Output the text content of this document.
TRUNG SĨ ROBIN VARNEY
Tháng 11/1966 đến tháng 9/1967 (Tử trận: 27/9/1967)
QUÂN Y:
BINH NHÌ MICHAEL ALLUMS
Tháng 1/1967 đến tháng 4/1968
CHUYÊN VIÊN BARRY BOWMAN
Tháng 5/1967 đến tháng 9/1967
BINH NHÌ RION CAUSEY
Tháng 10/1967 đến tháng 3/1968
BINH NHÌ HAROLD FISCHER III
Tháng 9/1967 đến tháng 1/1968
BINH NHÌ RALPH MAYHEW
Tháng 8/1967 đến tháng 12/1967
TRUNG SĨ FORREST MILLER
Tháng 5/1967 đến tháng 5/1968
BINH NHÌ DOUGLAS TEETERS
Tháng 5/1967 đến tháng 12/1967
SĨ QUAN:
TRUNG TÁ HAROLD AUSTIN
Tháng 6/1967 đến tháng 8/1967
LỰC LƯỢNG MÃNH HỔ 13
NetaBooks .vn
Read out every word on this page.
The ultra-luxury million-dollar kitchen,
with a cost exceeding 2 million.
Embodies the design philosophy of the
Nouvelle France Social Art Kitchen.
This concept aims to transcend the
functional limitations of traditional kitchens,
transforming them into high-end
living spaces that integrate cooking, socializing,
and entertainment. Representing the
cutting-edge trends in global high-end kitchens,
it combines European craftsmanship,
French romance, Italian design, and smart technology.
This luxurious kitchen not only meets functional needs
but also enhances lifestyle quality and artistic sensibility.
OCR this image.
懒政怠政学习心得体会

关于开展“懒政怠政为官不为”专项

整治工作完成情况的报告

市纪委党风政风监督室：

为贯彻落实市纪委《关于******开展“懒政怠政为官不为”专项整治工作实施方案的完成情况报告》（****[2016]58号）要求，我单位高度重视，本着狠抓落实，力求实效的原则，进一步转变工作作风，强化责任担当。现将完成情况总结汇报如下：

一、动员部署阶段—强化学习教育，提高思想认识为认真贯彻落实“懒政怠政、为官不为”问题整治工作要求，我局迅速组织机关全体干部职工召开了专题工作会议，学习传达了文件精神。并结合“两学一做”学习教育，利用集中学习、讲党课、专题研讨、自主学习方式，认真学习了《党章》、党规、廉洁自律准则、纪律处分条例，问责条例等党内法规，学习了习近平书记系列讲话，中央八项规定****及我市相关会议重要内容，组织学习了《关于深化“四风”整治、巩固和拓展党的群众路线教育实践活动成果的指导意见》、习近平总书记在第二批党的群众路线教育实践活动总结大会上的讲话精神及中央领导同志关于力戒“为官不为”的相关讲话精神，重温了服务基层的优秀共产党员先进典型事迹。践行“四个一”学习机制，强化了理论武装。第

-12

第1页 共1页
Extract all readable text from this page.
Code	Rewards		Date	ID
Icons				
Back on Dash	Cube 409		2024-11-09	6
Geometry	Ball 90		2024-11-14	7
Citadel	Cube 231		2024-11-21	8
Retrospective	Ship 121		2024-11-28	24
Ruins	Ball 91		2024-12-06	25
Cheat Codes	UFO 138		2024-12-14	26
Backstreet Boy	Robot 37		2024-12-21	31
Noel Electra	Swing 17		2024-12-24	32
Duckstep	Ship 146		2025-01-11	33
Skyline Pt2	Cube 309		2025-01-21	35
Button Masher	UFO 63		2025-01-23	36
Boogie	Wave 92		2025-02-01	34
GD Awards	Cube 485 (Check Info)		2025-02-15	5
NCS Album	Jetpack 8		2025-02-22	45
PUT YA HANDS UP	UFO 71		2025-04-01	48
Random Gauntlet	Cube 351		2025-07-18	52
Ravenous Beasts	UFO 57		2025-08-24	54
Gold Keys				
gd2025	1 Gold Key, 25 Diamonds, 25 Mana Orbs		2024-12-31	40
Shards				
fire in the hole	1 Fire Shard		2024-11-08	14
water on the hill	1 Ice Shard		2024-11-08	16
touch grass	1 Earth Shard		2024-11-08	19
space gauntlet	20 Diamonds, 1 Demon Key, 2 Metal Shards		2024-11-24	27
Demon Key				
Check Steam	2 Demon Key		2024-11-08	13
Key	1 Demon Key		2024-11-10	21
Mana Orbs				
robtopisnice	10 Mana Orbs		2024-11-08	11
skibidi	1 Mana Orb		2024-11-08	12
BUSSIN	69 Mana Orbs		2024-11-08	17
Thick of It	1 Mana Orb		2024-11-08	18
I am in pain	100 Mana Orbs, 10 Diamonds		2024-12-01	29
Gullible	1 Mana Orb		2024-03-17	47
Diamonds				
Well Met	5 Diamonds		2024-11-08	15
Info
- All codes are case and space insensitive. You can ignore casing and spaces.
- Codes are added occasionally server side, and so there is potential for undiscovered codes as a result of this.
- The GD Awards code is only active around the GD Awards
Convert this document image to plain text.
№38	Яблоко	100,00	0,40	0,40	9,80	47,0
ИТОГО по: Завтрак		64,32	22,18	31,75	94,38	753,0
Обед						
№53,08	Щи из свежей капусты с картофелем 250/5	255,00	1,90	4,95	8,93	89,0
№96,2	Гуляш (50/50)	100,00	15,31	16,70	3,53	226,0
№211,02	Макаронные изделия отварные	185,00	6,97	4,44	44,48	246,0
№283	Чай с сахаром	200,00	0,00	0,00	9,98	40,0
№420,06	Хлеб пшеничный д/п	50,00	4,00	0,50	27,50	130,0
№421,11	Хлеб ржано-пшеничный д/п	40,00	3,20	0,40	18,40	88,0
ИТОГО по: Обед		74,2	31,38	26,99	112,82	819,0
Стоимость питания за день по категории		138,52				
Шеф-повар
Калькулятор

**********

| PROBLEM TO WORK ON |
Transcribe all entries exactly as they are given.

| TASK OUTPUT |
Output the text content of this document.
TRUNG SĨ ROBIN VARNEY
Tháng 11/1966 đến tháng 9/1967 (Tử trận: 27/9/1967)
QUÂN Y:
BINH NHÌ MICHAEL ALLUMS
Tháng 1/1967 đến tháng 4/1968
CHUYÊN VIÊN BARRY BOWMAN
Tháng 5/1967 đến tháng 9/1967
BINH NHÌ RION CAUSEY
Tháng 10/1967 đến tháng 3/1968
BINH NHÌ HAROLD FISCHER III
Tháng 9/1967 đến tháng 1/1968
BINH NHÌ RALPH MAYHEW
Tháng 8/1967 đến tháng 12/1967
TRUNG SĨ FORREST MILLER
Tháng 5/1967 đến tháng 5/1968
BINH NHÌ DOUGLAS TEETERS
Tháng 5/1967 đến tháng 12/1967
SĨ QUAN:
TRUNG TÁ HAROLD AUSTIN
Tháng 6/1967 đến tháng 8/1967
LỰC LƯỢNG MÃNH HỔ 13
NetaBooks .vn
Read out every word on this page.
The ultra-luxury million-dollar kitchen,
with a cost exceeding 2 million.
Embodies the design philosophy of the
Nouvelle France Social Art Kitchen.
This concept aims to transcend the
functional limitations of traditional kitchens,
transforming them into high-end
living spaces that integrate cooking, socializing,
and entertainment. Representing the
cutting-edge trends in global high-end kitchens,
it combines European craftsmanship,
French romance, Italian design, and smart technology.
This luxurious kitchen not only meets functional needs
but also enhances lifestyle quality and artistic sensibility.
OCR this image.
懒政怠政学习心得体会

关于开展“懒政怠政为官不为”专项

整治工作完成情况的报告

市纪委党风政风监督室：

为贯彻落实市纪委《关于******开展“懒政怠政为官不为”专项整治工作实施方案的完成情况报告》（****[2016]58号）要求，我单位高度重视，本着狠抓落实，力求实效的原则，进一步转变工作作风，强化责任担当。现将完成情况总结汇报如下：

一、动员部署阶段—强化学习教育，提高思想认识为认真贯彻落实“懒政怠政、为官不为”问题整治工作要求，我局迅速组织机关全体干部职工召开了专题工作会议，学习传达了文件精神。并结合“两学一做”学习教育，利用集中学习、讲党课、专题研讨、自主学习方式，认真学习了《党章》、党规、廉洁自律准则、纪律处分条例，问责条例等党内法规，学习了习近平书记系列讲话，中央八项规定****及我市相关会议重要内容，组织学习了《关于深化“四风”整治、巩固和拓展党的群众路线教育实践活动成果的指导意见》、习近平总书记在第二批党的群众路线教育实践活动总结大会上的讲话精神及中央领导同志关于力戒“为官不为”的相关讲话精神，重温了服务基层的优秀共产党员先进典型事迹。践行“四个一”学习机制，强化了理论武装。第

-12

第1页 共1页
Extract all readable text from this page.
Code	Rewards		Date	ID
Icons				
Back on Dash	Cube 409		2024-11-09	6
Geometry	Ball 90		2024-11-14	7
Citadel	Cube 231		2024-11-21	8
Retrospective	Ship 121		2024-11-28	24
Ruins	Ball 91		2024-12-06	25
Cheat Codes	UFO 138		2024-12-14	26
Backstreet Boy	Robot 37		2024-12-21	31
Noel Electra	Swing 17		2024-12-24	32
Duckstep	Ship 146		2025-01-11	33
Skyline Pt2	Cube 309		2025-01-21	35
Button Masher	UFO 63		2025-01-23	36
Boogie	Wave 92		2025-02-01	34
GD Awards	Cube 485 (Check Info)		2025-02-15	5
NCS Album	Jetpack 8		2025-02-22	45
PUT YA HANDS UP	UFO 71		2025-04-01	48
Random Gauntlet	Cube 351		2025-07-18	52
Ravenous Beasts	UFO 57		2025-08-24	54
Gold Keys				
gd2025	1 Gold Key, 25 Diamonds, 25 Mana Orbs		2024-12-31	40
Shards				
fire in the hole	1 Fire Shard		2024-11-08	14
water on the hill	1 Ice Shard		2024-11-08	16
touch grass	1 Earth Shard		2024-11-08	19
space gauntlet	20 Diamonds, 1 Demon Key, 2 Metal Shards		2024-11-24	27
Demon Key				
Check Steam	2 Demon Key		2024-11-08	13
Key	1 Demon Key		2024-11-10	21
Mana Orbs				
robtopisnice	10 Mana Orbs		2024-11-08	11
skibidi	1 Mana Orb		2024-11-08	12
BUSSIN	69 Mana Orbs		2024-11-08	17
Thick of It	1 Mana Orb		2024-11-08	18
I am in pain	100 Mana Orbs, 10 Diamonds		2024-12-01	29
Gullible	1 Mana Orb		2024-03-17	47
Diamonds				
Well Met	5 Diamonds		2024-11-08	15
Info
- All codes are case and space insensitive. You can ignore casing and spaces.
- Codes are added occasionally server side, and so there is potential for undiscovered codes as a result of this.
- The GD Awards code is only active around the GD Awards
Convert this document image to plain text.
№38	Яблоко	100,00	0,40	0,40	9,80	47,0
ИТОГО по: Завтрак		64,32	22,18	31,75	94,38	753,0
Обед						
№53,08	Щи из свежей капусты с картофелем 250/5	255,00	1,90	4,95	8,93	89,0
№96,2	Гуляш (50/50)	100,00	15,31	16,70	3,53	226,0
№211,02	Макаронные изделия отварные	185,00	6,97	4,44	44,48	246,0
№283	Чай с сахаром	200,00	0,00	0,00	9,98	40,0
№420,06	Хлеб пшеничный д/п	50,00	4,00	0,50	27,50	130,0
№421,11	Хлеб ржано-пшеничный д/п	40,00	3,20	0,40	18,40	88,0
ИТОГО по: Обед		74,2	31,38	26,99	112,82	819,0
Стоимость питания за день по категории		138,52				
Шеф-повар
Калькулятор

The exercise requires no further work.